WHAT IS EXPECTED>
Consider the records below. How many of their lines include the word "sortie"? State the number and nothing else.

RECORDS FOR THIS EXERCISE>
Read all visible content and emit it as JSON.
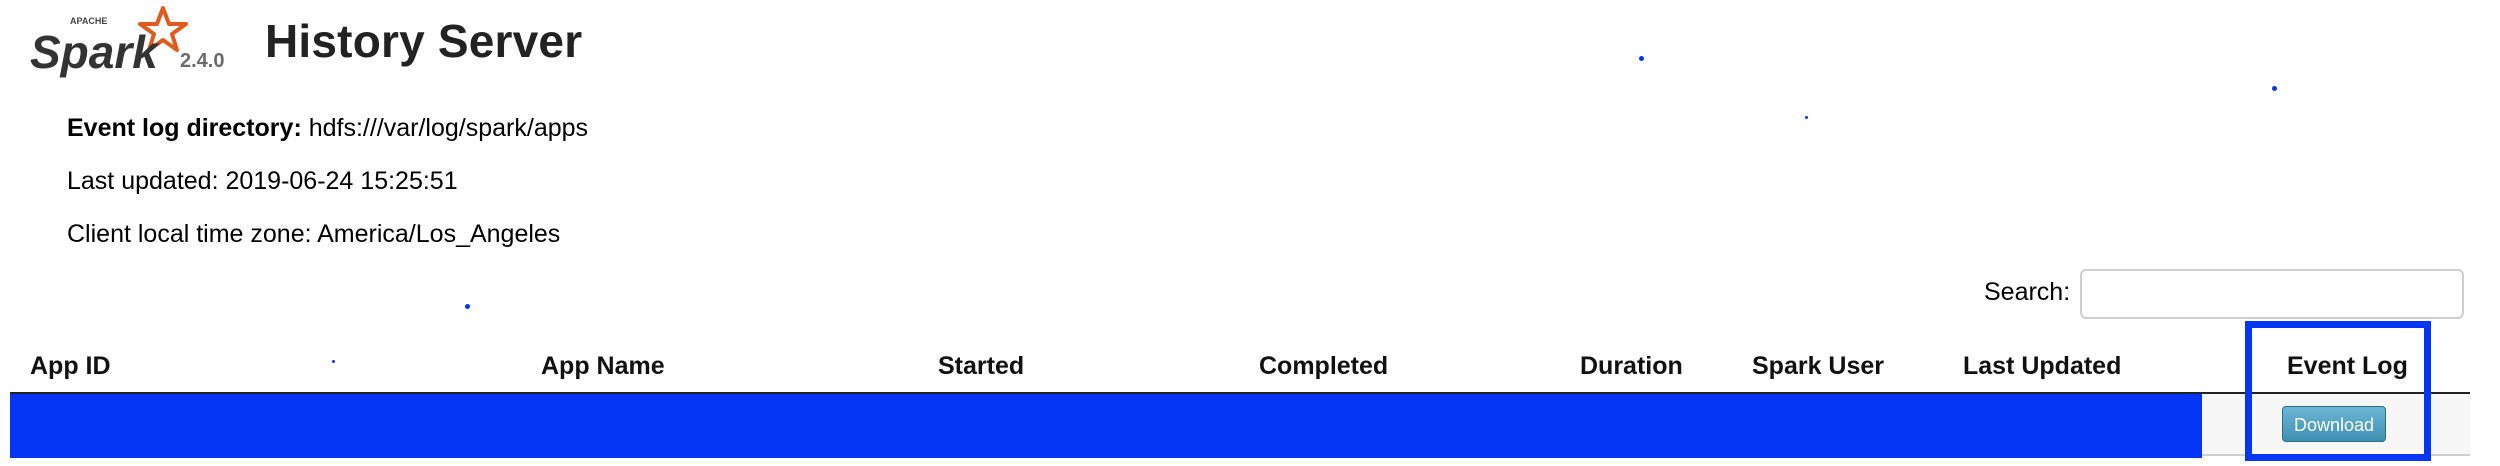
{
  "app": {
    "logo_text": "Spark",
    "logo_small": "APACHE",
    "version": "2.4.0",
    "title": "History Server"
  },
  "info": {
    "event_log_dir_label": "Event log directory:",
    "event_log_dir_value": "hdfs:///var/log/spark/apps",
    "last_updated": "Last updated: 2019-06-24 15:25:51",
    "timezone": "Client local time zone: America/Los_Angeles"
  },
  "search": {
    "label": "Search:",
    "value": "",
    "placeholder": ""
  },
  "table": {
    "headers": [
      "App ID",
      "App Name",
      "Started",
      "Completed",
      "Duration",
      "Spark User",
      "Last Updated",
      "Event Log"
    ],
    "rows": [
      {
        "download_label": "Download"
      }
    ]
  },
  "colors": {
    "redaction": "#0535f5",
    "logo_orange": "#e25a1c",
    "button": "#4a9cc0"
  },
  "icons": {
    "logo": "spark-star-logo"
  }
}
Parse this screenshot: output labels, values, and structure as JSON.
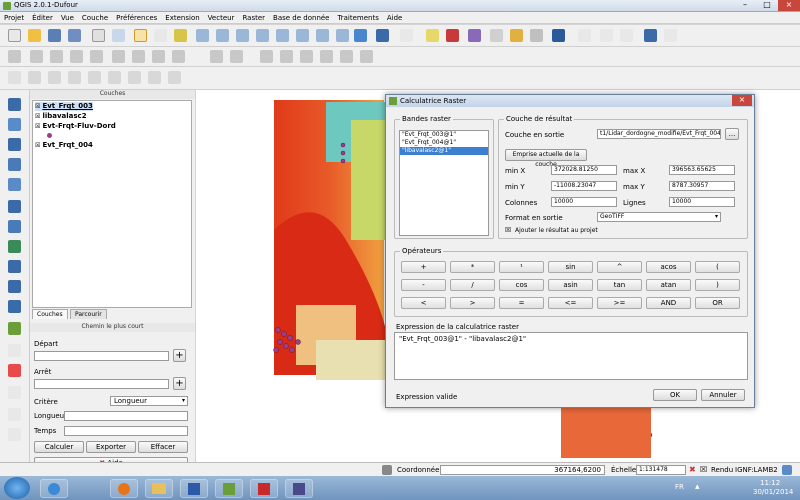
{
  "window": {
    "title": "QGIS 2.0.1-Dufour"
  },
  "menu": [
    "Projet",
    "Éditer",
    "Vue",
    "Couche",
    "Préférences",
    "Extension",
    "Vecteur",
    "Raster",
    "Base de donnée",
    "Traitements",
    "Aide"
  ],
  "layers_panel": {
    "title": "Couches",
    "layers": [
      "Evt_Frqt_003",
      "libavalasc2",
      "Evt-Frqt-Fluv-Dord",
      "Evt_Frqt_004"
    ]
  },
  "tabs": [
    "Couches",
    "Parcourir"
  ],
  "shortest_path": {
    "title": "Chemin le plus court",
    "depart_label": "Départ",
    "arret_label": "Arrêt",
    "critere_label": "Critère",
    "critere_value": "Longueur",
    "longueur_label": "Longueur",
    "temps_label": "Temps",
    "calculer": "Calculer",
    "exporter": "Exporter",
    "effacer": "Effacer",
    "aide": "Aide"
  },
  "dialog": {
    "title": "Calculatrice Raster",
    "bands_title": "Bandes raster",
    "bands": [
      "\"Evt_Frqt_003@1\"",
      "\"Evt_Frqt_004@1\"",
      "\"libavalasc2@1\""
    ],
    "result_title": "Couche de résultat",
    "output_label": "Couche en sortie",
    "output_value": "t1/Lidar_dordogne_modifie/Evt_Frqt_004.asc",
    "browse": "...",
    "extent_btn": "Emprise actuelle de la couche",
    "minx_label": "min X",
    "minx": "372028.81250",
    "maxx_label": "max X",
    "maxx": "396563.65625",
    "miny_label": "min Y",
    "miny": "-11008.23047",
    "maxy_label": "max Y",
    "maxy": "8787.30957",
    "cols_label": "Colonnes",
    "cols": "10000",
    "rows_label": "Lignes",
    "rows": "10000",
    "format_label": "Format en sortie",
    "format_value": "GeoTIFF",
    "add_result": "Ajouter le résultat au projet",
    "operators_title": "Opérateurs",
    "operators": [
      [
        "+",
        "*",
        "¹",
        "sin",
        "^",
        "acos",
        "("
      ],
      [
        "-",
        "/",
        "cos",
        "asin",
        "tan",
        "atan",
        ")"
      ],
      [
        "<",
        ">",
        "=",
        "<=",
        ">=",
        "AND",
        "OR"
      ]
    ],
    "expr_title": "Expression de la calculatrice raster",
    "expression": "\"Evt_Frqt_003@1\" - \"libavalasc2@1\"",
    "valid": "Expression valide",
    "ok": "OK",
    "cancel": "Annuler"
  },
  "status": {
    "coord_label": "Coordonnée :",
    "coord_value": "367164,6200",
    "scale_label": "Échelle",
    "scale_value": "1:131478",
    "render_label": "Rendu",
    "crs": "IGNF:LAMB2"
  },
  "taskbar": {
    "lang": "FR",
    "time": "11:12",
    "date": "30/01/2014"
  }
}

TASK ANSWER>
2